--- SHORT PROBLEM ---
Reproduce word for word the part of the passage on crypto fraud and payment guarantees starting with "After the buyer" and going on through "of unrelated individuals.".

___ GIVEN TEXT ___

Traditional fake wallet theft essentially shares wallet control with the victim so thieves cannot prevent the victim from transferring assets. However, based on multi-signature technology principles, thieves immediately add the victim’s address to multi-sign after the victim installs the fake wallet app. The wallet owner then cannot transfer assets in the wallet but can only make deposits. Thieves can transfer the assets at any time, usually depending on the amount of money.

4.1.2.2 Fake Telegram APP

Fake Telegram APP

A classic application of fake apps in crypto-related black and grey industries is the malicious backdoor implantation of the Telegram app, a social software commonly used by crypto investors, with many over-the-counter trading activities relying on it. Fraudsters use social engineering attacks to induce targets to “download” or “update” fake Telegram apps. Once the target user pastes a blockchain address in the chat box, the malicious software recognizes and replaces it with a malicious address, causing the counterparty to send funds to the malicious address unknowingly.

4.1.3 Third-Party Payment Guarantees

Third-party payment guarantee refers to the process in which the buyer firstly pays the money to a third party that temporarily holds it. Once the buyer receives and checks the goods and notifies the third party, the third party pays the seller, completing the transaction. It involves a third party acting as a credit intermediary, temporarily overseeing the funds until the buyer confirms receipt of the goods. During this transaction process, the third-party intermediary charges a service fee.

Currently, some third-party payment guarantee platforms focusing on black and grey markets, in addition to traditional fiat channels, have started to commonly use Tether (mainly trc20-USDT) as the guarantee funds, providing payment guarantee services for transactions that include illegal currency exchange, illegal goods trading, illicit collection and payment services, and crypto transactions. Despite different transaction types, the transaction process is consistent.

Typically, the buyer or seller pays for ads about the payment guarantee platform in some specific websites, or the official Telegram group. The ads detail the type of transaction, requirements, payment methods, and other specifics.

After the buyer and seller’s negotiation, they rely on the platform’s customer service to set up a “dedicated group,” a private Telegram group used exclusively for transaction communication, including the buyer, seller, and bot. In principle, one-to-many transactions are not allowed, nor is the inclusion of unrelated individuals.

___ GIVEN MATERIAL ___

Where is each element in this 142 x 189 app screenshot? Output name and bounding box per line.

___

--- REPLY TO THE EXERCISE ---
After the buyer and seller’s negotiation, they rely on the platform’s customer service to set up a “dedicated group,” a private Telegram group used exclusively for transaction communication, including the buyer, seller, and bot. In principle, one-to-many transactions are not allowed, nor is the inclusion of unrelated individuals.